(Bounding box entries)
┄┄┄┄┄┄┄┄┄┄┄┄┄┄┄┄┄┄┄┄

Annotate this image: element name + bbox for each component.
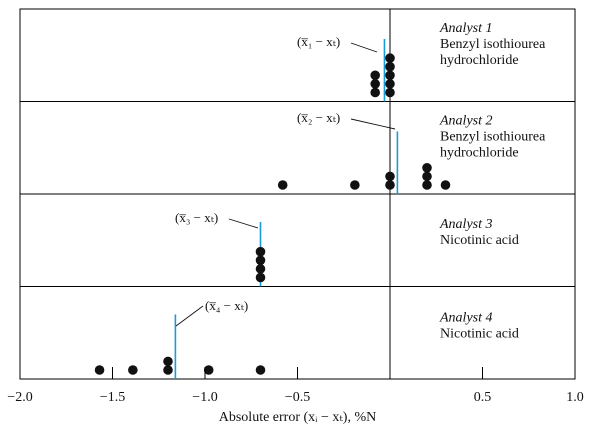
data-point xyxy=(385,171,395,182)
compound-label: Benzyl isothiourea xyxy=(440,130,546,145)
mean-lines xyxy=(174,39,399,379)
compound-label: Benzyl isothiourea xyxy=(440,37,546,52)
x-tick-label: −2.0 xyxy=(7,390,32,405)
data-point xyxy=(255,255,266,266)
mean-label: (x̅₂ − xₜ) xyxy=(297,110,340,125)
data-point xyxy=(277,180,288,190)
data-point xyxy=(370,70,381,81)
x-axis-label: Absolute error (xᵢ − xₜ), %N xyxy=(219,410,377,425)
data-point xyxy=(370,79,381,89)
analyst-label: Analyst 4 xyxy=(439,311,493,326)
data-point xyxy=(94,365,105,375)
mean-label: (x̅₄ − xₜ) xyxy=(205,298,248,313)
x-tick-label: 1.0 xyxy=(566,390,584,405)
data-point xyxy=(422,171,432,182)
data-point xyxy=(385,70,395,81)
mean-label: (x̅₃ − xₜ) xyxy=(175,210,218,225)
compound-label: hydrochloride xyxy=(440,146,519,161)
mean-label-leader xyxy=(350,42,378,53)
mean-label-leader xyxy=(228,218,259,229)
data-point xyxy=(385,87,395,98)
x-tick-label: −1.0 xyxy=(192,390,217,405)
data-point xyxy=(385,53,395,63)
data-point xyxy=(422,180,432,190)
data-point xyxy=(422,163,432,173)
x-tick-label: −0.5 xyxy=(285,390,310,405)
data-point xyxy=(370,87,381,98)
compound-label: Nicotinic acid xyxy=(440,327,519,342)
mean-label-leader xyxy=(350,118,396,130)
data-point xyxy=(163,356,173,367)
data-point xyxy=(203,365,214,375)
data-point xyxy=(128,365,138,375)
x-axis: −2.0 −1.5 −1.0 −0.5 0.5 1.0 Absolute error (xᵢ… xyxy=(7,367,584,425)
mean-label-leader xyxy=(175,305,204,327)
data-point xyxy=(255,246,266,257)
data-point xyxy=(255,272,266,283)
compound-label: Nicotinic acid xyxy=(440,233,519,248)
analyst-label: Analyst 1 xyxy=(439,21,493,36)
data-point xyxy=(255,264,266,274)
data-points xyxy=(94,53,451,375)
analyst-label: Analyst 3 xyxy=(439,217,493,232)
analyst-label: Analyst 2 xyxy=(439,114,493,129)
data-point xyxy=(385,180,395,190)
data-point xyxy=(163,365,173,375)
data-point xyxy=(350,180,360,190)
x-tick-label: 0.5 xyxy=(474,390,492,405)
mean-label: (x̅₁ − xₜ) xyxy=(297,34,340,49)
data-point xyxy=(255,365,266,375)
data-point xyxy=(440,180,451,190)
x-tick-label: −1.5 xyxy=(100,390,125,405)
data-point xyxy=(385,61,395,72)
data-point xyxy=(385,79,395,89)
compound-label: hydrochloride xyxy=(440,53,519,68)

┄┄┄┄┄┄┄┄┄┄┄┄┄┄┄┄┄┄┄┄

[What to produce]:
Repeat word for word everything from the line containing "data-point xyxy=(385,171,395,182)" down to the line containing "compound-label: Nicotinic acid xyxy=(440,327,519,342)", including both of those lines.

[Result]:
data-point xyxy=(385,171,395,182)
compound-label: Benzyl isothiourea xyxy=(440,130,546,145)
mean-lines xyxy=(174,39,399,379)
compound-label: Benzyl isothiourea xyxy=(440,37,546,52)
x-tick-label: −2.0 xyxy=(7,390,32,405)
data-point xyxy=(255,255,266,266)
mean-label: (x̅₂ − xₜ) xyxy=(297,110,340,125)
data-point xyxy=(277,180,288,190)
data-point xyxy=(370,70,381,81)
x-axis-label: Absolute error (xᵢ − xₜ), %N xyxy=(219,410,377,425)
data-point xyxy=(370,79,381,89)
analyst-label: Analyst 4 xyxy=(439,311,493,326)
data-point xyxy=(94,365,105,375)
mean-label: (x̅₄ − xₜ) xyxy=(205,298,248,313)
x-tick-label: 1.0 xyxy=(566,390,584,405)
data-point xyxy=(422,171,432,182)
data-point xyxy=(385,70,395,81)
mean-label: (x̅₃ − xₜ) xyxy=(175,210,218,225)
compound-label: hydrochloride xyxy=(440,146,519,161)
mean-label-leader xyxy=(350,42,378,53)
mean-label-leader xyxy=(228,218,259,229)
data-point xyxy=(385,87,395,98)
x-tick-label: −1.0 xyxy=(192,390,217,405)
data-point xyxy=(385,53,395,63)
data-point xyxy=(422,180,432,190)
data-point xyxy=(422,163,432,173)
x-tick-label: −0.5 xyxy=(285,390,310,405)
data-point xyxy=(370,87,381,98)
compound-label: Nicotinic acid xyxy=(440,327,519,342)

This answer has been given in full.